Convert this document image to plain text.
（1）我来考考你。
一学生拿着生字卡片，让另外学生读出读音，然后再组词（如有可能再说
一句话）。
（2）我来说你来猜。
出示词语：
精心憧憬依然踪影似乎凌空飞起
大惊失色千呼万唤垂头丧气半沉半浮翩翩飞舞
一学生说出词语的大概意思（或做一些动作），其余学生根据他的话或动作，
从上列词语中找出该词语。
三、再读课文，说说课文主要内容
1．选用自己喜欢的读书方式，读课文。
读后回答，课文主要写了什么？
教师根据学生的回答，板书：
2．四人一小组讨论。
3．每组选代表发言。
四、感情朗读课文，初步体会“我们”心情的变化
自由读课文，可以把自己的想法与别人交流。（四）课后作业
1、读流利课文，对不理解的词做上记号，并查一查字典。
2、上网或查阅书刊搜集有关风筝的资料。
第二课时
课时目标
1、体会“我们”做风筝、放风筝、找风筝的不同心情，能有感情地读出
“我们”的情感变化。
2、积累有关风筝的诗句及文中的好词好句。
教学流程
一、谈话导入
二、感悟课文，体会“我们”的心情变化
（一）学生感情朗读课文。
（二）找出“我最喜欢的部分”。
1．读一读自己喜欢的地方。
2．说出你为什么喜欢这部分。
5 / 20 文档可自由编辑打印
####
_EXERCISE DESCRIPTION:_
Write out the records above again, keeping each one identical to the original.

_ANSWER TO THE EXERCISE:_
Convert this document image to plain text.
（1）我来考考你。
一学生拿着生字卡片，让另外学生读出读音，然后再组词（如有可能再说
一句话）。
（2）我来说你来猜。
出示词语：
精心憧憬依然踪影似乎凌空飞起
大惊失色千呼万唤垂头丧气半沉半浮翩翩飞舞
一学生说出词语的大概意思（或做一些动作），其余学生根据他的话或动作，
从上列词语中找出该词语。
三、再读课文，说说课文主要内容
1．选用自己喜欢的读书方式，读课文。
读后回答，课文主要写了什么？
教师根据学生的回答，板书：
2．四人一小组讨论。
3．每组选代表发言。
四、感情朗读课文，初步体会“我们”心情的变化
自由读课文，可以把自己的想法与别人交流。（四）课后作业
1、读流利课文，对不理解的词做上记号，并查一查字典。
2、上网或查阅书刊搜集有关风筝的资料。
第二课时
课时目标
1、体会“我们”做风筝、放风筝、找风筝的不同心情，能有感情地读出
“我们”的情感变化。
2、积累有关风筝的诗句及文中的好词好句。
教学流程
一、谈话导入
二、感悟课文，体会“我们”的心情变化
（一）学生感情朗读课文。
（二）找出“我最喜欢的部分”。
1．读一读自己喜欢的地方。
2．说出你为什么喜欢这部分。
5 / 20 文档可自由编辑打印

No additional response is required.